## THE PROBLEM
Read the entries below and pull out each line with the string "organizaciones".

## PROVIDED ENTRIES
::::

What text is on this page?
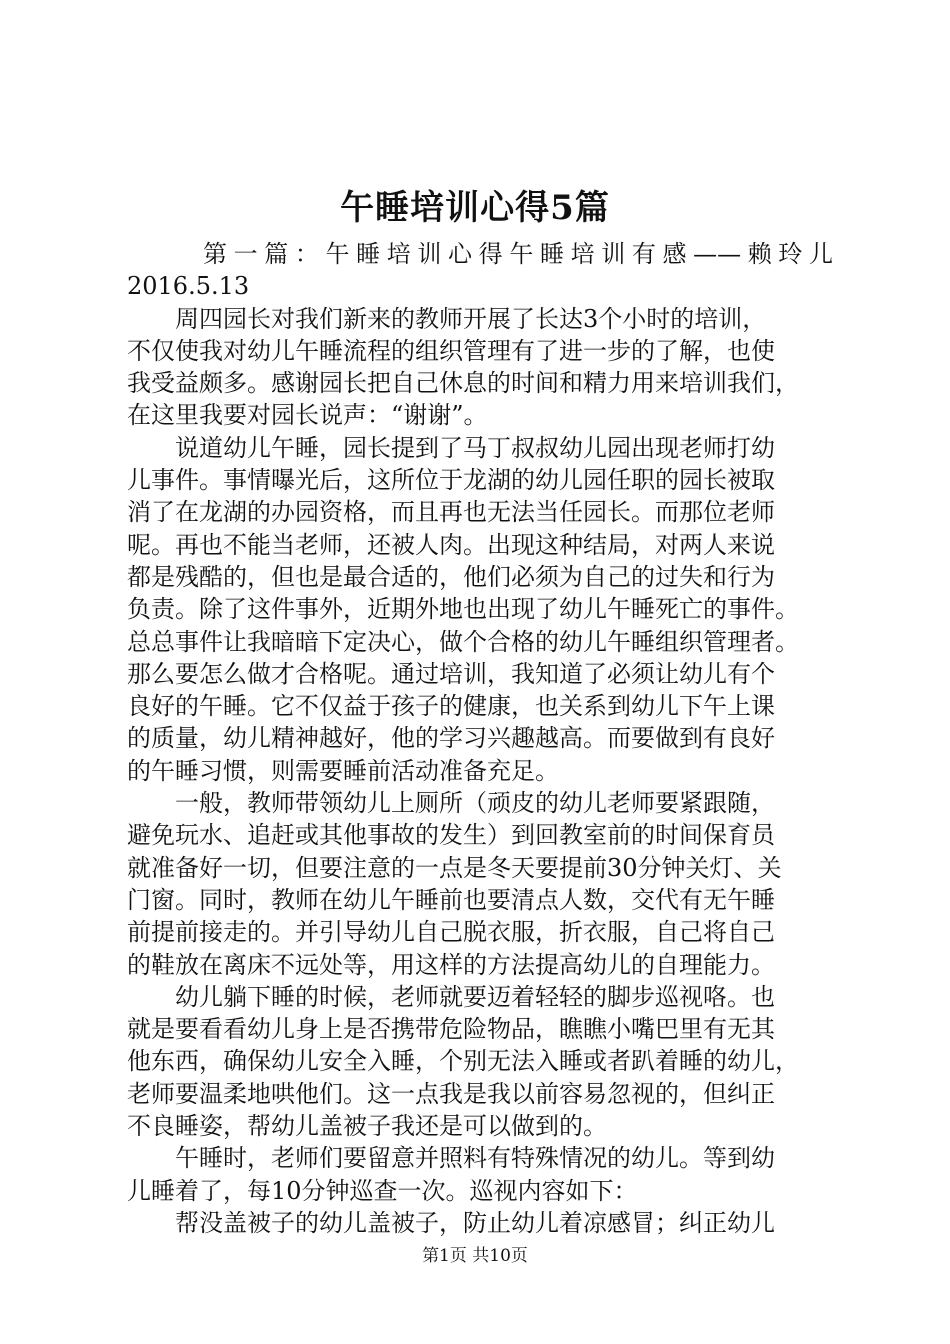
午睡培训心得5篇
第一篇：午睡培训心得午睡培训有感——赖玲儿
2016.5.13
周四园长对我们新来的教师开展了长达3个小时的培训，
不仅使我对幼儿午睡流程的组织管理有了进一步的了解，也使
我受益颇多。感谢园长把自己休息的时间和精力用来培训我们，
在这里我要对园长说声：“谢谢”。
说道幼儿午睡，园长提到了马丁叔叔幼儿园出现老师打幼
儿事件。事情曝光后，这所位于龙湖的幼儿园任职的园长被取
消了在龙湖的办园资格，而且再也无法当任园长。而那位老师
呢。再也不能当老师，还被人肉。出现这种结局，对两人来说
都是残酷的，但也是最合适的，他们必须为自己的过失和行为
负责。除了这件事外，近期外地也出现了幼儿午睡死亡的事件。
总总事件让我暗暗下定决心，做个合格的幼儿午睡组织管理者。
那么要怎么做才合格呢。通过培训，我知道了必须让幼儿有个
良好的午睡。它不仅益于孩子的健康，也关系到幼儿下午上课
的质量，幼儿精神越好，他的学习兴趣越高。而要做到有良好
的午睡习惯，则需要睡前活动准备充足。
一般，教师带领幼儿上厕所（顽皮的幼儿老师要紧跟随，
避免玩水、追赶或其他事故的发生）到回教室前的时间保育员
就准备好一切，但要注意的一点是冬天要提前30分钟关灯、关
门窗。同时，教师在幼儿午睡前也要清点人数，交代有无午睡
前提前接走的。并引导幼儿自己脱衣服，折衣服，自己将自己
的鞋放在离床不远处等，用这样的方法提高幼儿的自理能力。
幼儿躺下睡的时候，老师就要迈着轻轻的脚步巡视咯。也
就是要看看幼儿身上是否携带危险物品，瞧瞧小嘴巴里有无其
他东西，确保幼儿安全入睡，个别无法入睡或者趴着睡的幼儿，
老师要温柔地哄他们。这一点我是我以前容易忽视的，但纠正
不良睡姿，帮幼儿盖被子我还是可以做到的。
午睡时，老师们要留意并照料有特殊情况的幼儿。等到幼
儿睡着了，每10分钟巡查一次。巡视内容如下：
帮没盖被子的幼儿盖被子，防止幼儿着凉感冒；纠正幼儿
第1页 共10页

::::

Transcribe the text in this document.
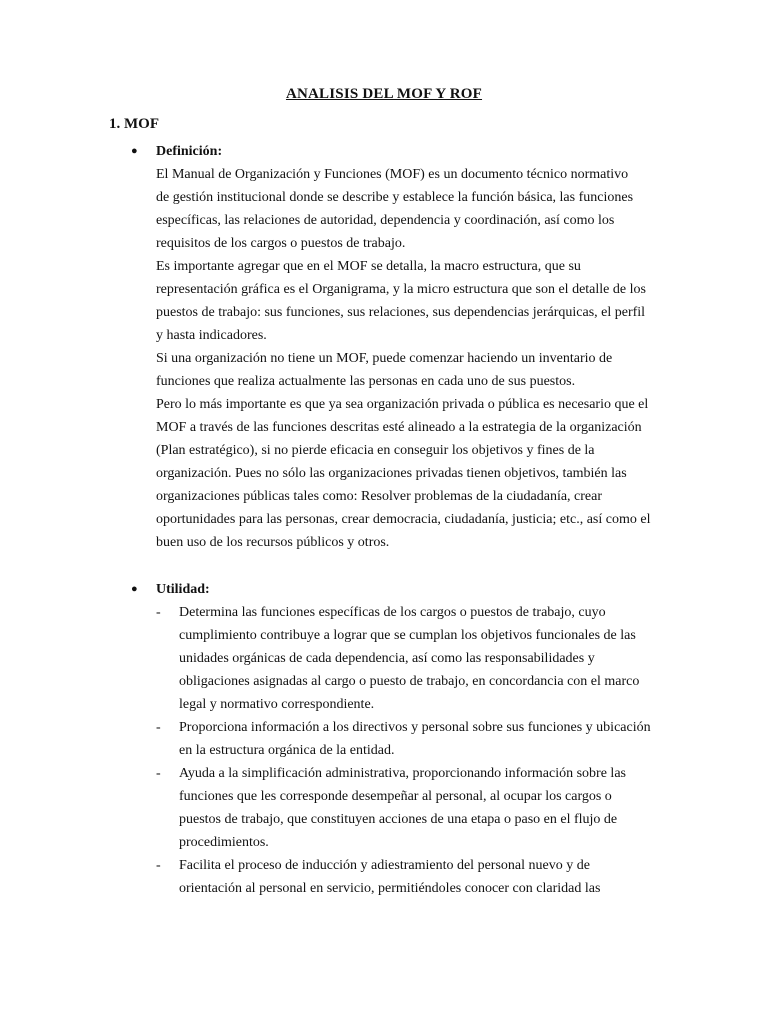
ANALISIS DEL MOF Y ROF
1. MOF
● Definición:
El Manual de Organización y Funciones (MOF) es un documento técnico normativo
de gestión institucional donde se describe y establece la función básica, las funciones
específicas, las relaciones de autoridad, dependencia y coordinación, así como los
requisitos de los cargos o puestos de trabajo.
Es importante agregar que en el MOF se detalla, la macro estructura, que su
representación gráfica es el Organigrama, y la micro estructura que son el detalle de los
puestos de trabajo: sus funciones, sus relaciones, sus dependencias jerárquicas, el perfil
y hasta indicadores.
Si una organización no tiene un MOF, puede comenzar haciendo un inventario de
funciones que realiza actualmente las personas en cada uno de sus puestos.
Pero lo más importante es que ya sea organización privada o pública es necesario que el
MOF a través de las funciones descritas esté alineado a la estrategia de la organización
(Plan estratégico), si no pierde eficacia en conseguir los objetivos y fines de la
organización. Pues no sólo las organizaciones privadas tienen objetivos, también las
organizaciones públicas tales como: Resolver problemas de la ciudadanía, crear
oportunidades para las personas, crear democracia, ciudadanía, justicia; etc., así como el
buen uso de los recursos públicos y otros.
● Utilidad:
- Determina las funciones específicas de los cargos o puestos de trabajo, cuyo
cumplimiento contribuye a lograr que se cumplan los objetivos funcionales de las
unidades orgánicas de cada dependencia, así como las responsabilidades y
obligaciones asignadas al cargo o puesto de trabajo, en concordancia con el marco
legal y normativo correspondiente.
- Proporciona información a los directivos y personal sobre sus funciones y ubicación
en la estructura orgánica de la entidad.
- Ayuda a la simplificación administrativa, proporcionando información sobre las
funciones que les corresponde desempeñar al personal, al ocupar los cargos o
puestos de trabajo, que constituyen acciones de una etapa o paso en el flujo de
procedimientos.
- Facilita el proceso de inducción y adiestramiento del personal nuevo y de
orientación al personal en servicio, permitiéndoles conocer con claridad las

::::

## RESULT FOR THIS TASK
organización. Pues no sólo las organizaciones privadas tienen objetivos, también las
organizaciones públicas tales como: Resolver problemas de la ciudadanía, crear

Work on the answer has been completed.